─── Listed entries
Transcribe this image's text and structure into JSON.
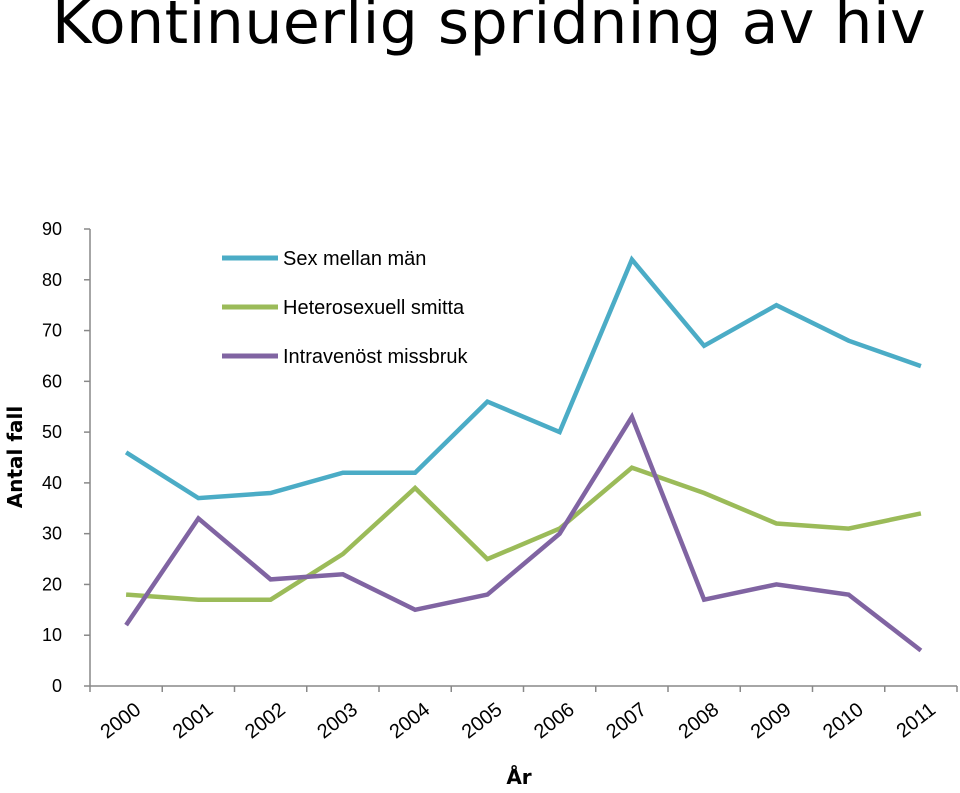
{
  "slide": {
    "title": "Kontinuerlig spridning av hiv"
  },
  "chart_data": {
    "type": "line",
    "title": "",
    "xlabel": "År",
    "ylabel": "Antal fall",
    "categories": [
      "2000",
      "2001",
      "2002",
      "2003",
      "2004",
      "2005",
      "2006",
      "2007",
      "2008",
      "2009",
      "2010",
      "2011"
    ],
    "ylim": [
      0,
      90
    ],
    "yticks": [
      0,
      10,
      20,
      30,
      40,
      50,
      60,
      70,
      80,
      90
    ],
    "grid": false,
    "legend": "top-left",
    "series": [
      {
        "name": "Sex mellan män",
        "color": "#4bacc6",
        "values": [
          46,
          37,
          38,
          42,
          42,
          56,
          50,
          84,
          67,
          75,
          68,
          63
        ]
      },
      {
        "name": "Heterosexuell smitta",
        "color": "#9bbb59",
        "values": [
          18,
          17,
          17,
          26,
          39,
          25,
          31,
          43,
          38,
          32,
          31,
          34
        ]
      },
      {
        "name": "Intravenöst missbruk",
        "color": "#8064a2",
        "values": [
          12,
          33,
          21,
          22,
          15,
          18,
          30,
          53,
          17,
          20,
          18,
          7
        ]
      }
    ]
  }
}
──────
**Exercise directions**.
Go through the entries above and pull out each line with "name" in it.

**Result of this exercise**.
        "name": "Sex mellan män",
        "name": "Heterosexuell smitta",
        "name": "Intravenöst missbruk",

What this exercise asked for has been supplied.